++++ Data in this exercise ++++

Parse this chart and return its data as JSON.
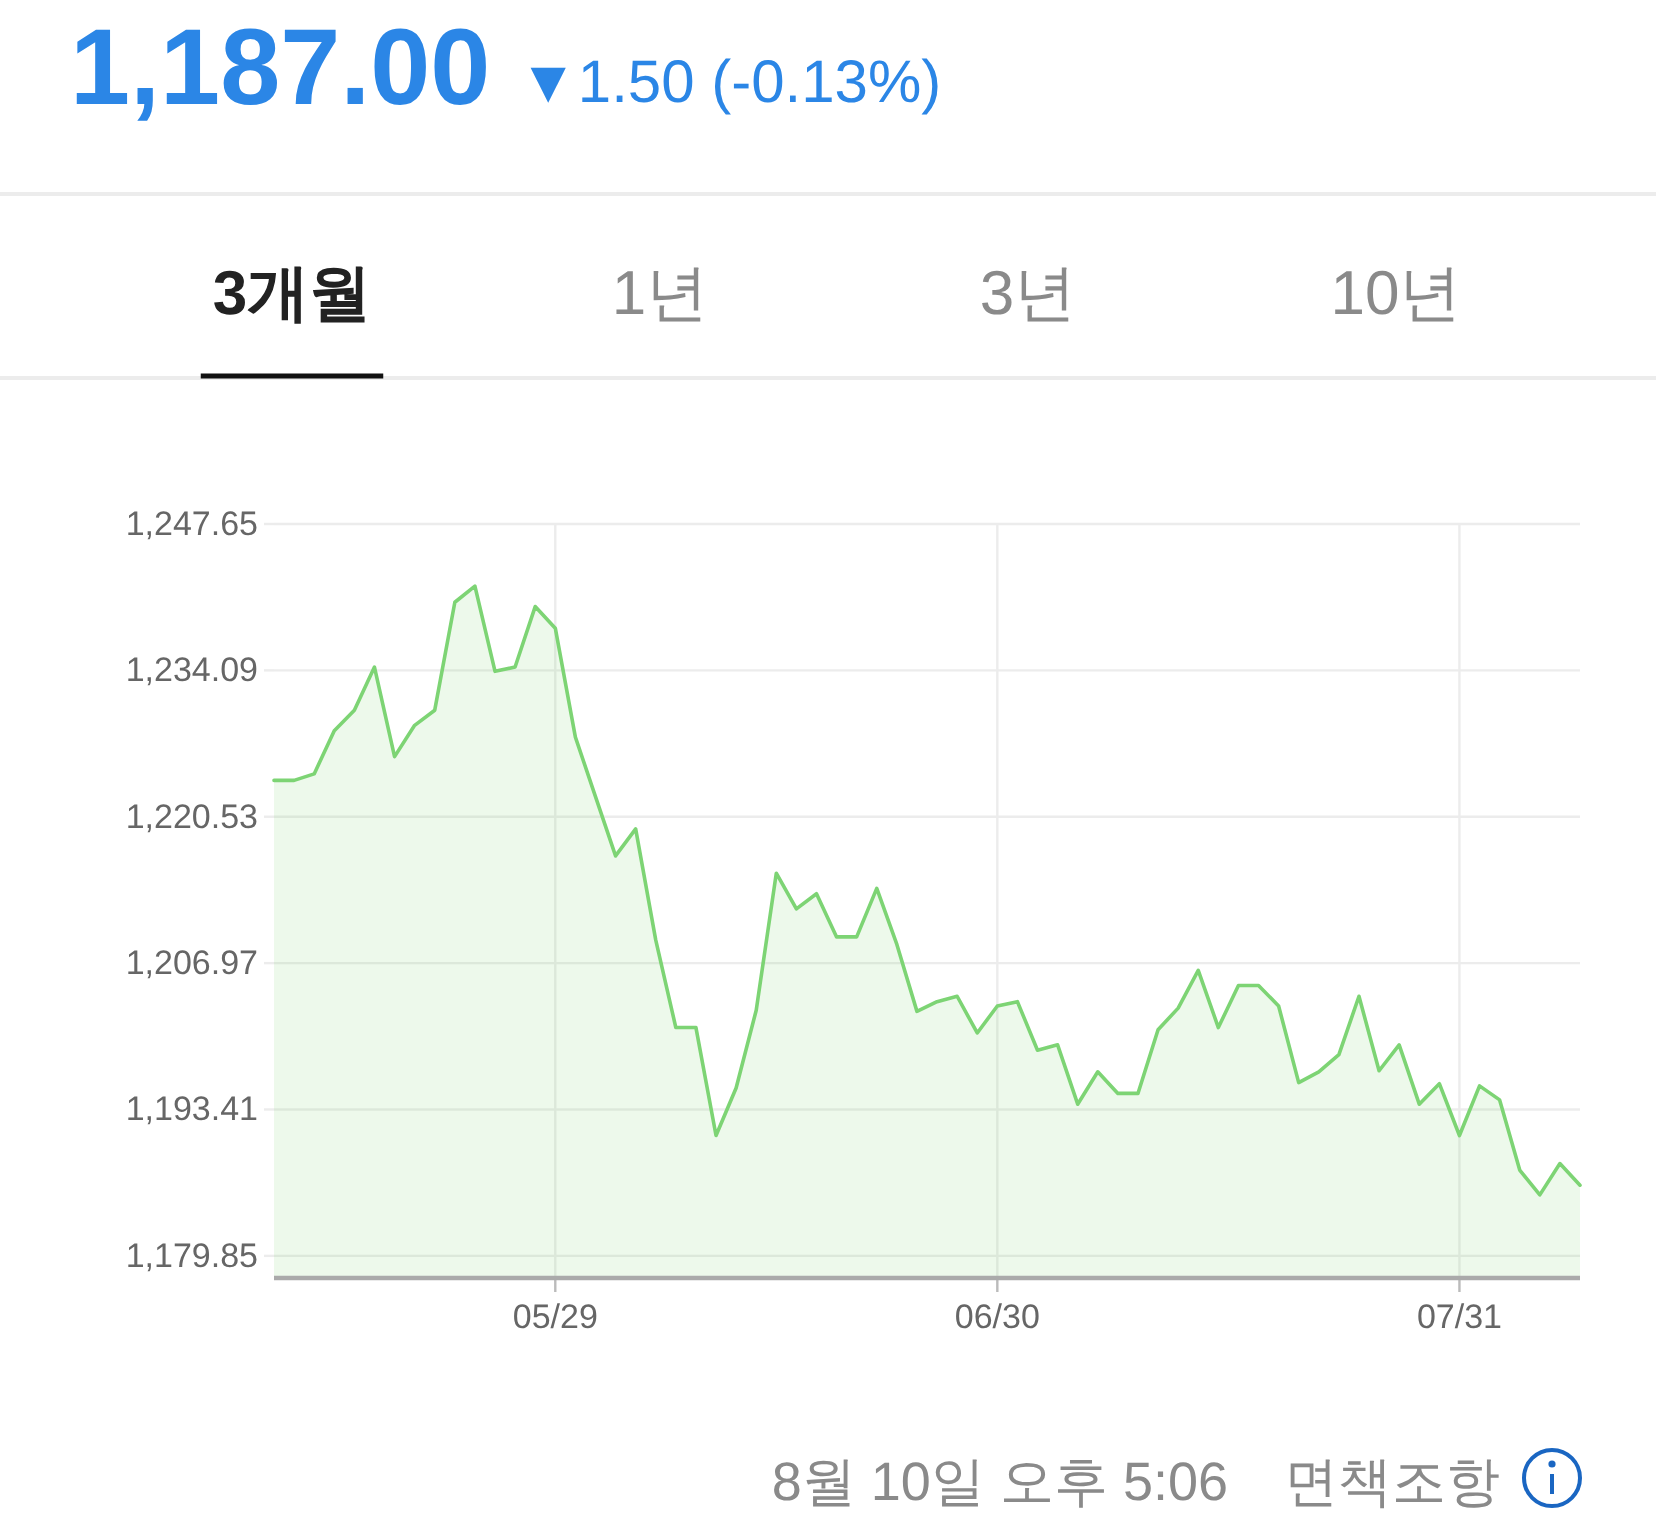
{
  "chart_data": {
    "type": "area",
    "title": "1,187.00",
    "subtitle": "▼1.50 (-0.13%)",
    "categories": [
      null,
      null,
      null,
      null,
      null,
      null,
      null,
      null,
      null,
      null,
      null,
      null,
      null,
      null,
      "05/29",
      null,
      null,
      null,
      null,
      null,
      null,
      null,
      null,
      null,
      null,
      null,
      null,
      null,
      null,
      null,
      null,
      null,
      null,
      null,
      null,
      null,
      "06/30",
      null,
      null,
      null,
      null,
      null,
      null,
      null,
      null,
      null,
      null,
      null,
      null,
      null,
      null,
      null,
      null,
      null,
      null,
      null,
      null,
      null,
      null,
      "07/31",
      null,
      null,
      null,
      null,
      null,
      null
    ],
    "series": [
      {
        "color": "#7dd474",
        "values": [
          1223.9,
          1223.9,
          1224.5,
          1228.5,
          1230.4,
          1234.4,
          1226.1,
          1229.0,
          1230.4,
          1240.4,
          1241.9,
          1234.0,
          1234.4,
          1240.0,
          1238.0,
          1227.9,
          1222.4,
          1216.9,
          1219.4,
          1209.1,
          1201.0,
          1201.0,
          1191.0,
          1195.4,
          1202.6,
          1215.3,
          1212.0,
          1213.4,
          1209.4,
          1209.4,
          1213.9,
          1208.7,
          1202.5,
          1203.4,
          1203.9,
          1200.5,
          1203.0,
          1203.4,
          1198.9,
          1199.4,
          1193.9,
          1196.9,
          1194.9,
          1194.9,
          1200.8,
          1202.8,
          1206.3,
          1201.0,
          1204.9,
          1204.9,
          1203.0,
          1195.9,
          1196.9,
          1198.5,
          1203.9,
          1197.0,
          1199.4,
          1193.9,
          1195.8,
          1191.0,
          1195.6,
          1194.3,
          1187.8,
          1185.5,
          1188.4,
          1186.4
        ]
      }
    ],
    "ylim": [
      1177.8,
      1247.65
    ],
    "yticks": [
      {
        "value": 1179.85,
        "label": "1,179.85"
      },
      {
        "value": 1193.41,
        "label": "1,193.41"
      },
      {
        "value": 1206.97,
        "label": "1,206.97"
      },
      {
        "value": 1220.53,
        "label": "1,220.53"
      },
      {
        "value": 1234.09,
        "label": "1,234.09"
      },
      {
        "value": 1247.65,
        "label": "1,247.65"
      }
    ],
    "grid": true,
    "annotations": [
      "3개월",
      "1년",
      "3년",
      "10년",
      "8월 10일 오후 5:06",
      "면책조항"
    ]
  }
}
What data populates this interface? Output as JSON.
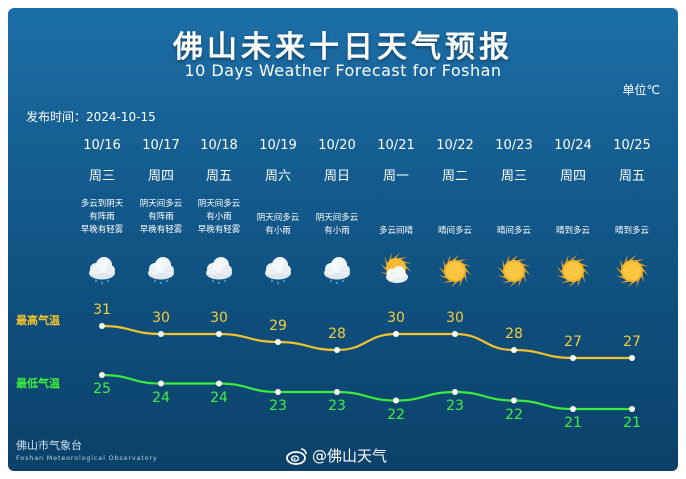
{
  "title_cn": "佛山未来十日天气预报",
  "title_en": "10 Days Weather Forecast for Foshan",
  "unit": "单位℃",
  "publish_time": "发布时间：2024-10-15",
  "high_label": "最高气温",
  "low_label": "最低气温",
  "footer_cn": "佛山市气象台",
  "footer_en": "Foshan Meteorological Observatory",
  "watermark": "@佛山天气",
  "colors": {
    "high": "#f2c12e",
    "low": "#3bee3b"
  },
  "days": [
    {
      "date": "10/16",
      "weekday": "周三",
      "desc": [
        "多云到阴天",
        "有阵雨",
        "早晚有轻雾"
      ],
      "icon": "cloud-rain-icon"
    },
    {
      "date": "10/17",
      "weekday": "周四",
      "desc": [
        "阴天间多云",
        "有阵雨",
        "早晚有轻雾"
      ],
      "icon": "cloud-rain-icon"
    },
    {
      "date": "10/18",
      "weekday": "周五",
      "desc": [
        "阴天间多云",
        "有小雨",
        "早晚有轻雾"
      ],
      "icon": "cloud-rain-icon"
    },
    {
      "date": "10/19",
      "weekday": "周六",
      "desc": [
        "阴天间多云",
        "有小雨"
      ],
      "icon": "cloud-rain-icon"
    },
    {
      "date": "10/20",
      "weekday": "周日",
      "desc": [
        "阴天间多云",
        "有小雨"
      ],
      "icon": "cloud-rain-icon"
    },
    {
      "date": "10/21",
      "weekday": "周一",
      "desc": [
        "多云间晴"
      ],
      "icon": "sun-cloud-icon"
    },
    {
      "date": "10/22",
      "weekday": "周二",
      "desc": [
        "晴间多云"
      ],
      "icon": "sun-icon"
    },
    {
      "date": "10/23",
      "weekday": "周三",
      "desc": [
        "晴间多云"
      ],
      "icon": "sun-icon"
    },
    {
      "date": "10/24",
      "weekday": "周四",
      "desc": [
        "晴到多云"
      ],
      "icon": "sun-icon"
    },
    {
      "date": "10/25",
      "weekday": "周五",
      "desc": [
        "晴到多云"
      ],
      "icon": "sun-icon"
    }
  ],
  "chart_data": {
    "type": "line",
    "x": [
      "10/16",
      "10/17",
      "10/18",
      "10/19",
      "10/20",
      "10/21",
      "10/22",
      "10/23",
      "10/24",
      "10/25"
    ],
    "series": [
      {
        "name": "最高气温",
        "values": [
          31,
          30,
          30,
          29,
          28,
          30,
          30,
          28,
          27,
          27
        ]
      },
      {
        "name": "最低气温",
        "values": [
          25,
          24,
          24,
          23,
          23,
          22,
          23,
          22,
          21,
          21
        ]
      }
    ]
  }
}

++++

*What is being asked:*
Leave the pictures out and reproduce all of the records exactly.

*Response to this task:*
Parse this chart and return its data as JSON.
{
  "chart_data": {
    "type": "area",
    "title": "1,187.00",
    "subtitle": "▼1.50 (-0.13%)",
    "categories": [
      null,
      null,
      null,
      null,
      null,
      null,
      null,
      null,
      null,
      null,
      null,
      null,
      null,
      null,
      "05/29",
      null,
      null,
      null,
      null,
      null,
      null,
      null,
      null,
      null,
      null,
      null,
      null,
      null,
      null,
      null,
      null,
      null,
      null,
      null,
      null,
      null,
      "06/30",
      null,
      null,
      null,
      null,
      null,
      null,
      null,
      null,
      null,
      null,
      null,
      null,
      null,
      null,
      null,
      null,
      null,
      null,
      null,
      null,
      null,
      null,
      "07/31",
      null,
      null,
      null,
      null,
      null,
      null
    ],
    "series": [
      {
        "color": "#7dd474",
        "values": [
          1223.9,
          1223.9,
          1224.5,
          1228.5,
          1230.4,
          1234.4,
          1226.1,
          1229.0,
          1230.4,
          1240.4,
          1241.9,
          1234.0,
          1234.4,
          1240.0,
          1238.0,
          1227.9,
          1222.4,
          1216.9,
          1219.4,
          1209.1,
          1201.0,
          1201.0,
          1191.0,
          1195.4,
          1202.6,
          1215.3,
          1212.0,
          1213.4,
          1209.4,
          1209.4,
          1213.9,
          1208.7,
          1202.5,
          1203.4,
          1203.9,
          1200.5,
          1203.0,
          1203.4,
          1198.9,
          1199.4,
          1193.9,
          1196.9,
          1194.9,
          1194.9,
          1200.8,
          1202.8,
          1206.3,
          1201.0,
          1204.9,
          1204.9,
          1203.0,
          1195.9,
          1196.9,
          1198.5,
          1203.9,
          1197.0,
          1199.4,
          1193.9,
          1195.8,
          1191.0,
          1195.6,
          1194.3,
          1187.8,
          1185.5,
          1188.4,
          1186.4
        ]
      }
    ],
    "ylim": [
      1177.8,
      1247.65
    ],
    "yticks": [
      {
        "value": 1179.85,
        "label": "1,179.85"
      },
      {
        "value": 1193.41,
        "label": "1,193.41"
      },
      {
        "value": 1206.97,
        "label": "1,206.97"
      },
      {
        "value": 1220.53,
        "label": "1,220.53"
      },
      {
        "value": 1234.09,
        "label": "1,234.09"
      },
      {
        "value": 1247.65,
        "label": "1,247.65"
      }
    ],
    "grid": true,
    "annotations": [
      "3개월",
      "1년",
      "3년",
      "10년",
      "8월 10일 오후 5:06",
      "면책조항"
    ]
  }
}
What data populates this interface? Output as JSON.
{
  "title_cn": "佛山未来十日天气预报",
  "title_en": "10 Days Weather Forecast for Foshan",
  "unit": "单位℃",
  "publish_time": "发布时间：2024-10-15",
  "high_label": "最高气温",
  "low_label": "最低气温",
  "footer_cn": "佛山市气象台",
  "footer_en": "Foshan Meteorological Observatory",
  "watermark": "@佛山天气",
  "colors": {
    "high": "#f2c12e",
    "low": "#3bee3b"
  },
  "days": [
    {
      "date": "10/16",
      "weekday": "周三",
      "desc": [
        "多云到阴天",
        "有阵雨",
        "早晚有轻雾"
      ],
      "icon": "cloud-rain-icon"
    },
    {
      "date": "10/17",
      "weekday": "周四",
      "desc": [
        "阴天间多云",
        "有阵雨",
        "早晚有轻雾"
      ],
      "icon": "cloud-rain-icon"
    },
    {
      "date": "10/18",
      "weekday": "周五",
      "desc": [
        "阴天间多云",
        "有小雨",
        "早晚有轻雾"
      ],
      "icon": "cloud-rain-icon"
    },
    {
      "date": "10/19",
      "weekday": "周六",
      "desc": [
        "阴天间多云",
        "有小雨"
      ],
      "icon": "cloud-rain-icon"
    },
    {
      "date": "10/20",
      "weekday": "周日",
      "desc": [
        "阴天间多云",
        "有小雨"
      ],
      "icon": "cloud-rain-icon"
    },
    {
      "date": "10/21",
      "weekday": "周一",
      "desc": [
        "多云间晴"
      ],
      "icon": "sun-cloud-icon"
    },
    {
      "date": "10/22",
      "weekday": "周二",
      "desc": [
        "晴间多云"
      ],
      "icon": "sun-icon"
    },
    {
      "date": "10/23",
      "weekday": "周三",
      "desc": [
        "晴间多云"
      ],
      "icon": "sun-icon"
    },
    {
      "date": "10/24",
      "weekday": "周四",
      "desc": [
        "晴到多云"
      ],
      "icon": "sun-icon"
    },
    {
      "date": "10/25",
      "weekday": "周五",
      "desc": [
        "晴到多云"
      ],
      "icon": "sun-icon"
    }
  ],
  "chart_data": {
    "type": "line",
    "x": [
      "10/16",
      "10/17",
      "10/18",
      "10/19",
      "10/20",
      "10/21",
      "10/22",
      "10/23",
      "10/24",
      "10/25"
    ],
    "series": [
      {
        "name": "最高气温",
        "values": [
          31,
          30,
          30,
          29,
          28,
          30,
          30,
          28,
          27,
          27
        ]
      },
      {
        "name": "最低气温",
        "values": [
          25,
          24,
          24,
          23,
          23,
          22,
          23,
          22,
          21,
          21
        ]
      }
    ]
  }
}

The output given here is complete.